> [Extract to read]
* begin *
Thursday, July 18, 2019

What's Missing from the "Ideology vs. Electability" Debate

We're still in the early stages of the 2020 presidential campaign, but a common media frame has emerged already: will Democrats prioritize pragmatic electability when selecting a challenger to President Trump, or will the party instead prize ideological purity? Again and again, news coverage of the Democratic nomination contest has boiled a well-populated, multi-faceted candidate race down to this either-or choice, with Joe Biden usually personifying the "electability" option while Bernie Sanders and Elizabeth Warren represent the "purity" alternative.

News outlets have repeatedly publicized surveys of Democratic primary voters designed to measure how they come down on this supposedly inevitable dilemma. "Which type of candidate would you prefer to see the Democrats nominate for president in 2020: a candidate who agrees with you on almost all of the issues you care about but does not have the best chance of beating Donald Trump, or a candidate who has the best chance of beating Donald Trump but who does not agree with you on almost all of the issues you care about?" "Who would you choose if you had a magic wand and can make any of the candidates president—they don't have to beat anyone or win the election?"

One problem with this increasingly ubiquitous concept of the race is that Democrats might not register an obvious collective preference after all. As a general rule, most political analyses in the "now we have come to a fork in the road" style don't turn out well in retrospect; politicians and voters alike are demonstrably adept at avoiding clear choices and generally muddling through. Past nominees like Barack Obama have often found success by finessing differences within the party rather than planting their flags firmly on one end of an internal debate. Kamala Harris, for one, is clearly pursuing a strategy of presenting herself as simultaneously more liberal than Biden and more electable than Warren or Sanders, and perhaps that will turn out to be the most effective approach in the end.

But the more serious danger is the underlying assumption that these are the only major considerations for primary voters as they deliberate over their preferred candidate. While both policy positions and electoral strength are highly appropriate grounds on which to evaluate candidates, they are not the only important attributes when choosing a nominee or potential president. Surveys and media accounts that presume otherwise thus present an oversimplified and distorted picture of presidential politics. And because voters in primaries are heavily influenced by media coverage, endless news stories that frame the race as fundamentally a tradeoff between just two criteria—idealism vs. practicality, head vs. heart, sincerity vs. calculation—could persuade many citizens to view their alternatives in precisely those terms, and to pay less attention to other deservedly relevant candidate qualities.

Like. say, competence.

Surely it's highly sensible to evaluate candidates in terms of who would, and would not, prove to be successful presidents if they wound up in the job. One of the benefits of the old system of presidential nominations is the influence it granted to politicians within the party who knew the various candidates personally and had previously worked with them in government. But the candidates' own records, as well as the kind of campaigns they run, can provide valuable evidence in this area, and voters should not be discouraged from placing effectiveness at the center of their considerations.
* end *
In the commentary on the ideology-versus-electability debate, condense the paragraph beginning "One problem with this increasingly ubiquitous concept" into a shorter version that keeps its main points. The records that follow have no connection to the commentary on the ideology-versus-electability debate.

> [Supplied records]
* begin *
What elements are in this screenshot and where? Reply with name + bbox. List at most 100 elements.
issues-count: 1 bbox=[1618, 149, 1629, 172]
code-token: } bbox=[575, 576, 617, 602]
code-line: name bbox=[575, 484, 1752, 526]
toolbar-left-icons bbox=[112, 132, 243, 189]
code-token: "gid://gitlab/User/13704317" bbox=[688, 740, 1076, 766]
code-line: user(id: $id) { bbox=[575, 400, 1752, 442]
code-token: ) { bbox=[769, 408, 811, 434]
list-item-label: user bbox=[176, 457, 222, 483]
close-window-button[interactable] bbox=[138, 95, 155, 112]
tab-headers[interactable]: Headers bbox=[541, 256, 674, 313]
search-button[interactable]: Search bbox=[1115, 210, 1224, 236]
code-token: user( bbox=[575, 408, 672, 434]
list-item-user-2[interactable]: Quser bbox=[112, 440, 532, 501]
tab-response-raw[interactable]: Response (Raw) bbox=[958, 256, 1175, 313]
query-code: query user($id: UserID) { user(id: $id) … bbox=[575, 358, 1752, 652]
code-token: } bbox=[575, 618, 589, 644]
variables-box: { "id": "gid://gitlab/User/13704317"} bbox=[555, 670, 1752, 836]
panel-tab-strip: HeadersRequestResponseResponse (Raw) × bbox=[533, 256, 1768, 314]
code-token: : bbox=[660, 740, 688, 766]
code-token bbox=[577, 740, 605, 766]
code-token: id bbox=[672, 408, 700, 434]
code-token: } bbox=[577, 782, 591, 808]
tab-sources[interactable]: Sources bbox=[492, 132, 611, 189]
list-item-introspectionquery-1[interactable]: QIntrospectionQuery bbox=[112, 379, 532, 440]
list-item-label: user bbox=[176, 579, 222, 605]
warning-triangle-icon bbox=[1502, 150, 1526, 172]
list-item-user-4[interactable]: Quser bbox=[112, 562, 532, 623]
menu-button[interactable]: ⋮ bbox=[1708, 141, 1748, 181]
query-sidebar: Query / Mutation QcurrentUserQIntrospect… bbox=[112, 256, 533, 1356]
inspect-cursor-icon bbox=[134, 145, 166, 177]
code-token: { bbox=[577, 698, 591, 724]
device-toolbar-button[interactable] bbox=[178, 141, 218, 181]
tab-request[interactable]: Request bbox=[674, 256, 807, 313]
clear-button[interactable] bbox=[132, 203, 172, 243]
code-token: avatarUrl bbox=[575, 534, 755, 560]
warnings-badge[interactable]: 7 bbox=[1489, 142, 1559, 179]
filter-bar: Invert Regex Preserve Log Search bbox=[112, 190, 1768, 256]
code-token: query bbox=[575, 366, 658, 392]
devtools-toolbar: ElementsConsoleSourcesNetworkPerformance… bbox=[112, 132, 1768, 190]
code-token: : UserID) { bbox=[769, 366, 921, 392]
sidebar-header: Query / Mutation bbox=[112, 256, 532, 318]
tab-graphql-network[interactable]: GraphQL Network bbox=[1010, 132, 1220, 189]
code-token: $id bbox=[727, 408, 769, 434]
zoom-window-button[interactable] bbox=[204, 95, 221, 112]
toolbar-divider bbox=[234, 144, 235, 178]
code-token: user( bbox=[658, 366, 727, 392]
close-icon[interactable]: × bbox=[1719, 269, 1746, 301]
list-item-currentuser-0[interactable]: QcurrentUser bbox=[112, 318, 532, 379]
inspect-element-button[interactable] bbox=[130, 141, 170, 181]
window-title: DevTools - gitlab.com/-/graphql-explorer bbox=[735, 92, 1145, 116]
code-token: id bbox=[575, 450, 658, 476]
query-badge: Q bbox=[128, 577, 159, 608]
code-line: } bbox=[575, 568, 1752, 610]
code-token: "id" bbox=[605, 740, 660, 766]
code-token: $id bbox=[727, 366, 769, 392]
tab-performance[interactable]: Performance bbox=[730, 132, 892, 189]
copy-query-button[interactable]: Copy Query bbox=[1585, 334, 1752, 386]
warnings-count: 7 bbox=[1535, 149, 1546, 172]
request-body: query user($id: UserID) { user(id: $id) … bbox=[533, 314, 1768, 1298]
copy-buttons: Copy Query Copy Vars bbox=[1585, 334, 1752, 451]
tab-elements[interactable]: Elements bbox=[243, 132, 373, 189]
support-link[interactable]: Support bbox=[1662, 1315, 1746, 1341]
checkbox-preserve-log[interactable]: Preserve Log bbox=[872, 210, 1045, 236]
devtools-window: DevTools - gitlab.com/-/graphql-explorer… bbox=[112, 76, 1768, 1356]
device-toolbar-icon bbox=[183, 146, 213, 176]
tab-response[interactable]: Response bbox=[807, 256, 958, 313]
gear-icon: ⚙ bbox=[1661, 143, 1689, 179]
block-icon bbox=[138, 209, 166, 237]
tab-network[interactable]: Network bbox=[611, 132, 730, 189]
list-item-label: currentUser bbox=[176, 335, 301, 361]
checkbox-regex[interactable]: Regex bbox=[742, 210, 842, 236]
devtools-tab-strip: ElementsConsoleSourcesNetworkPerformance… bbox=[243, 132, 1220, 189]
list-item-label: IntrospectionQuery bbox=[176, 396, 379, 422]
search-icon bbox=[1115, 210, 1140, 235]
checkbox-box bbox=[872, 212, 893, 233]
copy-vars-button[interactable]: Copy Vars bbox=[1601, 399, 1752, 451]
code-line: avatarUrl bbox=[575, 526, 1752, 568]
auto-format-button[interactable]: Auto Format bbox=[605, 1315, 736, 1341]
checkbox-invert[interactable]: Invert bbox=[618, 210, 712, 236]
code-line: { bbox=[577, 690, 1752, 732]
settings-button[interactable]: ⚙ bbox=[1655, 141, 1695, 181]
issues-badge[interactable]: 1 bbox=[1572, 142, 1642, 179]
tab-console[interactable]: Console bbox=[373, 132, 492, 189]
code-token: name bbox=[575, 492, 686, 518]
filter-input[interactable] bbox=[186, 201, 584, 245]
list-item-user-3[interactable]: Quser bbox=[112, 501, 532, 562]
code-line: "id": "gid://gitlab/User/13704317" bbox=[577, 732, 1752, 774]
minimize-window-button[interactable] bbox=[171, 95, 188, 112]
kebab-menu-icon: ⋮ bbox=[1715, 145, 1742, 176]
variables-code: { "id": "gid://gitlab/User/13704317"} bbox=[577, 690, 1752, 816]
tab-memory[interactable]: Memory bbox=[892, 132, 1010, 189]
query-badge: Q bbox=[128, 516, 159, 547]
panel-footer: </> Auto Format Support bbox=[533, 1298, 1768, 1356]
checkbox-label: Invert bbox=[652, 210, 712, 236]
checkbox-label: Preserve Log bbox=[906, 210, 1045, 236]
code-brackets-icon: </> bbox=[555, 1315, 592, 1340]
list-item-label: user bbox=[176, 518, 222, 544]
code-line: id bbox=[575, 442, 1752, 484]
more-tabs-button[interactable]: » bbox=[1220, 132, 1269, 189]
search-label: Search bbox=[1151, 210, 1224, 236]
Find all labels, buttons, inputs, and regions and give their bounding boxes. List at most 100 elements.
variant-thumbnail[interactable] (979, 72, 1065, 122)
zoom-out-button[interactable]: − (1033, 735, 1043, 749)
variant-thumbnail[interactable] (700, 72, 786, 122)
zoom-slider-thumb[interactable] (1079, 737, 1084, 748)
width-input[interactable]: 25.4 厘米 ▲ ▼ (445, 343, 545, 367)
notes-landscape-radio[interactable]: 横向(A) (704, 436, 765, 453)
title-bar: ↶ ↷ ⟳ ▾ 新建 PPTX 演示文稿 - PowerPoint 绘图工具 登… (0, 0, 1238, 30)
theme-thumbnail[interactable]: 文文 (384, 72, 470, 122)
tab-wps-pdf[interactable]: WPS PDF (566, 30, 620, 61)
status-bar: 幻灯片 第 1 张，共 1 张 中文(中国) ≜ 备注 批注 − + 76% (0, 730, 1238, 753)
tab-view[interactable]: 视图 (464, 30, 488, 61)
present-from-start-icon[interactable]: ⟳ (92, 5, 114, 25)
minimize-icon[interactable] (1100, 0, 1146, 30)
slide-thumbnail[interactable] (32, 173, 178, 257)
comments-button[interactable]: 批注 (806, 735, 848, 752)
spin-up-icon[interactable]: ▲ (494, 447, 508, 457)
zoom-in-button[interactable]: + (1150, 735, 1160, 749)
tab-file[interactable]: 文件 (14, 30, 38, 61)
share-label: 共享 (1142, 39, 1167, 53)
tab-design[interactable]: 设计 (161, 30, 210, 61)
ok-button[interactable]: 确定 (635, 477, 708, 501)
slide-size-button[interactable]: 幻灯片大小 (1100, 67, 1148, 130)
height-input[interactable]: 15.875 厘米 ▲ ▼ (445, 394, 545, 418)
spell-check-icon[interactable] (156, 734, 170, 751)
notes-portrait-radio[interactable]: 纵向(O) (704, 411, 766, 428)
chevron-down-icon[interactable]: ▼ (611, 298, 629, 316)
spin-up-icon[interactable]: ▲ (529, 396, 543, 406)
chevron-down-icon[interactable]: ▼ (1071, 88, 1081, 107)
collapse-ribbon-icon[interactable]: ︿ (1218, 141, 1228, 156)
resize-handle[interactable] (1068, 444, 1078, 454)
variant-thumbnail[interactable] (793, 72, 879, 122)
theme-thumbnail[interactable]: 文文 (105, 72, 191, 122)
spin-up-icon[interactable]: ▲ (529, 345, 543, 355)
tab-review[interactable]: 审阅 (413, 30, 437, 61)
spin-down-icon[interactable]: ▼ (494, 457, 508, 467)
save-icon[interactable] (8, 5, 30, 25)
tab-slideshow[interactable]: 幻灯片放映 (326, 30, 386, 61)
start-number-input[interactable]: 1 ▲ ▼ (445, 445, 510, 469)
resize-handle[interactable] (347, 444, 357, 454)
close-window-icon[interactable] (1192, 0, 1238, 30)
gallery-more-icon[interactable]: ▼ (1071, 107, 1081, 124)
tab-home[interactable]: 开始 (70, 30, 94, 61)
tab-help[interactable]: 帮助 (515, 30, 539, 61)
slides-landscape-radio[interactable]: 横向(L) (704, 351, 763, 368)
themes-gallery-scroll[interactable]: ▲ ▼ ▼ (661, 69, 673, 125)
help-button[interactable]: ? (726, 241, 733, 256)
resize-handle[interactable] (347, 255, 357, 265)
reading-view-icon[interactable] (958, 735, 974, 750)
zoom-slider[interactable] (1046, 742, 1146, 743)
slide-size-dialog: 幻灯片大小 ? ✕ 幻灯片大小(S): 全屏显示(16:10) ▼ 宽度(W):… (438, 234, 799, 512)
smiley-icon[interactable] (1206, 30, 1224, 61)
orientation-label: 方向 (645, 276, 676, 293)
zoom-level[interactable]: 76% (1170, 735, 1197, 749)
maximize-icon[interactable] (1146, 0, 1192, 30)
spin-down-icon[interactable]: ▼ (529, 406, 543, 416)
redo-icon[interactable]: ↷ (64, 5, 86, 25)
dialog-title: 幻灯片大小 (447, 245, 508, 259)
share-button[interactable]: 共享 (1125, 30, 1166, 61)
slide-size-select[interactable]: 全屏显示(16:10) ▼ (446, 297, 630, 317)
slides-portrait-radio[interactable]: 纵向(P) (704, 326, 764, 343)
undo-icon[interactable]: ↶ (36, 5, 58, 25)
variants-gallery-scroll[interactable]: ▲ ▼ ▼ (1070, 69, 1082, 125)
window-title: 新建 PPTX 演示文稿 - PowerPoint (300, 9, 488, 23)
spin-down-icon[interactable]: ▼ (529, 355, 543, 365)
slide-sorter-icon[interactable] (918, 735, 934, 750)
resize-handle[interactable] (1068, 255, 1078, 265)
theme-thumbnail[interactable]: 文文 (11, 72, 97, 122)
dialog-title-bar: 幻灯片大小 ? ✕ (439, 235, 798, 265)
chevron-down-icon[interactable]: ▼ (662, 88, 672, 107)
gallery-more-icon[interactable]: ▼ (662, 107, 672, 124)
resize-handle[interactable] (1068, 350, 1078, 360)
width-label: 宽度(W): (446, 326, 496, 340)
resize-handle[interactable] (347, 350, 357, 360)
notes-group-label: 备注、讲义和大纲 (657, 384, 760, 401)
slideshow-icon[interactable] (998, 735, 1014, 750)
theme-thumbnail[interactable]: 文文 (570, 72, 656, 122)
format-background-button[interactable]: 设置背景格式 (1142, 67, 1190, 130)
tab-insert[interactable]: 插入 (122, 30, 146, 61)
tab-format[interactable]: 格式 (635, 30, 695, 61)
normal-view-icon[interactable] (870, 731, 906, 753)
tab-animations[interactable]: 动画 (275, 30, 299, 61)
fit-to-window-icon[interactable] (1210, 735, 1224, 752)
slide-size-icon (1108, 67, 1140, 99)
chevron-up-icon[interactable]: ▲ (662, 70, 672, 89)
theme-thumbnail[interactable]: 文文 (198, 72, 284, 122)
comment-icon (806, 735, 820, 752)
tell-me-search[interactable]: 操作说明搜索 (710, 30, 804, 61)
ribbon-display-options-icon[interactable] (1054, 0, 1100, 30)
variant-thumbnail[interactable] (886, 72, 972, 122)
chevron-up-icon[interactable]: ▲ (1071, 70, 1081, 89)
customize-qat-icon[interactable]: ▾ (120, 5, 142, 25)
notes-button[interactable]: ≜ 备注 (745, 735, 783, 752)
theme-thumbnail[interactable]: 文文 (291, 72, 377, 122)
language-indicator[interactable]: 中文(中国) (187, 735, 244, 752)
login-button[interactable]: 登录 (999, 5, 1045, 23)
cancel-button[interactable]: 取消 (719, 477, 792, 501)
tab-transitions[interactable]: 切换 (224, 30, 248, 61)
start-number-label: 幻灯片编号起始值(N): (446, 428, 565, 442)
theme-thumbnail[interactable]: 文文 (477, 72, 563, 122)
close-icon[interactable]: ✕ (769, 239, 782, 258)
* end *
> [Result of this task] Democrats may not show a clear collective preference between electability and ideology. "Fork in the road" analyses rarely hold up, since politicians and voters usually avoid clear choices and muddle through. Past nominees such as Barack Obama succeeded by finessing internal party differences rather than taking one side. Kamala Harris is presenting herself as both more liberal than Biden and more electable than Warren or Sanders, which may prove the most effective approach.